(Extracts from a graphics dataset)
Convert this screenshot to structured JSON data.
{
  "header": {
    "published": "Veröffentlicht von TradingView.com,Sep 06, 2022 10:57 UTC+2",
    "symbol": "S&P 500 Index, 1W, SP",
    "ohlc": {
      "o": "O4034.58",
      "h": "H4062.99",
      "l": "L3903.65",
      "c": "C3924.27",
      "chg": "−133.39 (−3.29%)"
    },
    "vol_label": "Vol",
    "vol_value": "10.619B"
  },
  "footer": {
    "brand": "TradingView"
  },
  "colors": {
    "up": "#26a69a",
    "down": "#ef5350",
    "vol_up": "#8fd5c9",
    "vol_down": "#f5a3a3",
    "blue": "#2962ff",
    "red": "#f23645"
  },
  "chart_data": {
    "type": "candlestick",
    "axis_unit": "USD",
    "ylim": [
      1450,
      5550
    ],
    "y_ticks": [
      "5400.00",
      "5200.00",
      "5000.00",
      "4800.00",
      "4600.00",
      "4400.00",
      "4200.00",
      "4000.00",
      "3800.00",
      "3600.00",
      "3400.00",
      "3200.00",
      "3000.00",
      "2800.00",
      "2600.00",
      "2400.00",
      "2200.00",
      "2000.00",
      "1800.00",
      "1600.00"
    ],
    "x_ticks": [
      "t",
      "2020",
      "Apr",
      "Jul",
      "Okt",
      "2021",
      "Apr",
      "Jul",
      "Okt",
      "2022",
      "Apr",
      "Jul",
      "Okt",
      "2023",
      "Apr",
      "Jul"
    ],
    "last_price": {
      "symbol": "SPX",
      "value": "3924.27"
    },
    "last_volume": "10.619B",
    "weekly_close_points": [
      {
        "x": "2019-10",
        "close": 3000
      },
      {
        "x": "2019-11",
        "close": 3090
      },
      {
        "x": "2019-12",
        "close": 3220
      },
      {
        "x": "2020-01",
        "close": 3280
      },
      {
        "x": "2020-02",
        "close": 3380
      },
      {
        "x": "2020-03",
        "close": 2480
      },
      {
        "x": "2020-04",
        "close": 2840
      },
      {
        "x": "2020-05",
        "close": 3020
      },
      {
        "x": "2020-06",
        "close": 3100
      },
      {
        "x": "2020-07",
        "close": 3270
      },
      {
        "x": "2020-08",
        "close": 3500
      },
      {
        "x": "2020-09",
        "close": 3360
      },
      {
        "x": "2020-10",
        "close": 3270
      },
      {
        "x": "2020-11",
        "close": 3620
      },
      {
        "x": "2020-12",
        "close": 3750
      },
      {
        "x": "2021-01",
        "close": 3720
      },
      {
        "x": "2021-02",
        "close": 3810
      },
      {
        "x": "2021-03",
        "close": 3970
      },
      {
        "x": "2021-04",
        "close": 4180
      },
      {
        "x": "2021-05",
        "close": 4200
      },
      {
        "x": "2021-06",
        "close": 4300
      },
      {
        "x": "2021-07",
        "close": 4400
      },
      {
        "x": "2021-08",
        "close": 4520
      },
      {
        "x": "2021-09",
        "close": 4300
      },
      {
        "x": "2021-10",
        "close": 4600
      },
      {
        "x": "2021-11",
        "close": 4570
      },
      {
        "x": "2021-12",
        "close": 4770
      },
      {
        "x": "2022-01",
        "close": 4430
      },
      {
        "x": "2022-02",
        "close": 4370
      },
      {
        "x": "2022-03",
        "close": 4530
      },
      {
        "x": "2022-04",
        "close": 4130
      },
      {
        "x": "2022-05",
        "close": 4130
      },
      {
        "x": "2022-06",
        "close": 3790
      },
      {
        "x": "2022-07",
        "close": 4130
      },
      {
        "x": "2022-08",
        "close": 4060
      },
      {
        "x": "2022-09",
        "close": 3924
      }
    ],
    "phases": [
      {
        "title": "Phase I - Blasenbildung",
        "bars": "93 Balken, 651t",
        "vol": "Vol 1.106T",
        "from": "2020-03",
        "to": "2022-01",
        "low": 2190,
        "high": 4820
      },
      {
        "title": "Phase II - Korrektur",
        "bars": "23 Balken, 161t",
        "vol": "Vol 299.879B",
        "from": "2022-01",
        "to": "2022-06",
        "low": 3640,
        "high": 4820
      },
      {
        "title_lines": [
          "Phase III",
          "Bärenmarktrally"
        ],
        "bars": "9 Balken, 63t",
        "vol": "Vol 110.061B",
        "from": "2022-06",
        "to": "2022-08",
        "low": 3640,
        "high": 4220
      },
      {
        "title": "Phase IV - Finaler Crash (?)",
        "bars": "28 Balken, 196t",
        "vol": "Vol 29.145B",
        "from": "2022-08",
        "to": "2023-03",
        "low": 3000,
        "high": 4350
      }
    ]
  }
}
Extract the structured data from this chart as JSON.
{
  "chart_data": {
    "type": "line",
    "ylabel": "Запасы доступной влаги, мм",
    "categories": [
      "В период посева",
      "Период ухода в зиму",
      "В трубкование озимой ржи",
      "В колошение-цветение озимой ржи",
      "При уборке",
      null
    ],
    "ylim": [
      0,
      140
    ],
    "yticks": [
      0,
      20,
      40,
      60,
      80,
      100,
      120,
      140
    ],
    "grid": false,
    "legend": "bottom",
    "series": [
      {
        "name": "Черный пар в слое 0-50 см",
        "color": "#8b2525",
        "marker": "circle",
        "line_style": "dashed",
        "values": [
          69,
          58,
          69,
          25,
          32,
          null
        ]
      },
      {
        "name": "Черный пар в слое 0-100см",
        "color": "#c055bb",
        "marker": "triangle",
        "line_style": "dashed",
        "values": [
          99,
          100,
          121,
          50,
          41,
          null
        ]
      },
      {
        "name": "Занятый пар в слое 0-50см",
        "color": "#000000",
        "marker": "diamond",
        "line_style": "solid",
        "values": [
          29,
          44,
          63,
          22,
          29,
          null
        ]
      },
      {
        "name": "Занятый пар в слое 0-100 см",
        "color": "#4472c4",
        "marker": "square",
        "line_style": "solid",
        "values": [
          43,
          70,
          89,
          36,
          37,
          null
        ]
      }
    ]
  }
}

**WHAT THE TASK REQUIRES**
Set down all of the records shown above once more, exactly.

**PROBLEM SOLUTION**
Convert this screenshot to structured JSON data.
{
  "header": {
    "published": "Veröffentlicht von TradingView.com,Sep 06, 2022 10:57 UTC+2",
    "symbol": "S&P 500 Index, 1W, SP",
    "ohlc": {
      "o": "O4034.58",
      "h": "H4062.99",
      "l": "L3903.65",
      "c": "C3924.27",
      "chg": "−133.39 (−3.29%)"
    },
    "vol_label": "Vol",
    "vol_value": "10.619B"
  },
  "footer": {
    "brand": "TradingView"
  },
  "colors": {
    "up": "#26a69a",
    "down": "#ef5350",
    "vol_up": "#8fd5c9",
    "vol_down": "#f5a3a3",
    "blue": "#2962ff",
    "red": "#f23645"
  },
  "chart_data": {
    "type": "candlestick",
    "axis_unit": "USD",
    "ylim": [
      1450,
      5550
    ],
    "y_ticks": [
      "5400.00",
      "5200.00",
      "5000.00",
      "4800.00",
      "4600.00",
      "4400.00",
      "4200.00",
      "4000.00",
      "3800.00",
      "3600.00",
      "3400.00",
      "3200.00",
      "3000.00",
      "2800.00",
      "2600.00",
      "2400.00",
      "2200.00",
      "2000.00",
      "1800.00",
      "1600.00"
    ],
    "x_ticks": [
      "t",
      "2020",
      "Apr",
      "Jul",
      "Okt",
      "2021",
      "Apr",
      "Jul",
      "Okt",
      "2022",
      "Apr",
      "Jul",
      "Okt",
      "2023",
      "Apr",
      "Jul"
    ],
    "last_price": {
      "symbol": "SPX",
      "value": "3924.27"
    },
    "last_volume": "10.619B",
    "weekly_close_points": [
      {
        "x": "2019-10",
        "close": 3000
      },
      {
        "x": "2019-11",
        "close": 3090
      },
      {
        "x": "2019-12",
        "close": 3220
      },
      {
        "x": "2020-01",
        "close": 3280
      },
      {
        "x": "2020-02",
        "close": 3380
      },
      {
        "x": "2020-03",
        "close": 2480
      },
      {
        "x": "2020-04",
        "close": 2840
      },
      {
        "x": "2020-05",
        "close": 3020
      },
      {
        "x": "2020-06",
        "close": 3100
      },
      {
        "x": "2020-07",
        "close": 3270
      },
      {
        "x": "2020-08",
        "close": 3500
      },
      {
        "x": "2020-09",
        "close": 3360
      },
      {
        "x": "2020-10",
        "close": 3270
      },
      {
        "x": "2020-11",
        "close": 3620
      },
      {
        "x": "2020-12",
        "close": 3750
      },
      {
        "x": "2021-01",
        "close": 3720
      },
      {
        "x": "2021-02",
        "close": 3810
      },
      {
        "x": "2021-03",
        "close": 3970
      },
      {
        "x": "2021-04",
        "close": 4180
      },
      {
        "x": "2021-05",
        "close": 4200
      },
      {
        "x": "2021-06",
        "close": 4300
      },
      {
        "x": "2021-07",
        "close": 4400
      },
      {
        "x": "2021-08",
        "close": 4520
      },
      {
        "x": "2021-09",
        "close": 4300
      },
      {
        "x": "2021-10",
        "close": 4600
      },
      {
        "x": "2021-11",
        "close": 4570
      },
      {
        "x": "2021-12",
        "close": 4770
      },
      {
        "x": "2022-01",
        "close": 4430
      },
      {
        "x": "2022-02",
        "close": 4370
      },
      {
        "x": "2022-03",
        "close": 4530
      },
      {
        "x": "2022-04",
        "close": 4130
      },
      {
        "x": "2022-05",
        "close": 4130
      },
      {
        "x": "2022-06",
        "close": 3790
      },
      {
        "x": "2022-07",
        "close": 4130
      },
      {
        "x": "2022-08",
        "close": 4060
      },
      {
        "x": "2022-09",
        "close": 3924
      }
    ],
    "phases": [
      {
        "title": "Phase I - Blasenbildung",
        "bars": "93 Balken, 651t",
        "vol": "Vol 1.106T",
        "from": "2020-03",
        "to": "2022-01",
        "low": 2190,
        "high": 4820
      },
      {
        "title": "Phase II - Korrektur",
        "bars": "23 Balken, 161t",
        "vol": "Vol 299.879B",
        "from": "2022-01",
        "to": "2022-06",
        "low": 3640,
        "high": 4820
      },
      {
        "title_lines": [
          "Phase III",
          "Bärenmarktrally"
        ],
        "bars": "9 Balken, 63t",
        "vol": "Vol 110.061B",
        "from": "2022-06",
        "to": "2022-08",
        "low": 3640,
        "high": 4220
      },
      {
        "title": "Phase IV - Finaler Crash (?)",
        "bars": "28 Balken, 196t",
        "vol": "Vol 29.145B",
        "from": "2022-08",
        "to": "2023-03",
        "low": 3000,
        "high": 4350
      }
    ]
  }
}
Extract the structured data from this chart as JSON.
{
  "chart_data": {
    "type": "line",
    "ylabel": "Запасы доступной влаги, мм",
    "categories": [
      "В период посева",
      "Период ухода в зиму",
      "В трубкование озимой ржи",
      "В колошение-цветение озимой ржи",
      "При уборке",
      null
    ],
    "ylim": [
      0,
      140
    ],
    "yticks": [
      0,
      20,
      40,
      60,
      80,
      100,
      120,
      140
    ],
    "grid": false,
    "legend": "bottom",
    "series": [
      {
        "name": "Черный пар в слое 0-50 см",
        "color": "#8b2525",
        "marker": "circle",
        "line_style": "dashed",
        "values": [
          69,
          58,
          69,
          25,
          32,
          null
        ]
      },
      {
        "name": "Черный пар в слое 0-100см",
        "color": "#c055bb",
        "marker": "triangle",
        "line_style": "dashed",
        "values": [
          99,
          100,
          121,
          50,
          41,
          null
        ]
      },
      {
        "name": "Занятый пар в слое 0-50см",
        "color": "#000000",
        "marker": "diamond",
        "line_style": "solid",
        "values": [
          29,
          44,
          63,
          22,
          29,
          null
        ]
      },
      {
        "name": "Занятый пар в слое 0-100 см",
        "color": "#4472c4",
        "marker": "square",
        "line_style": "solid",
        "values": [
          43,
          70,
          89,
          36,
          37,
          null
        ]
      }
    ]
  }
}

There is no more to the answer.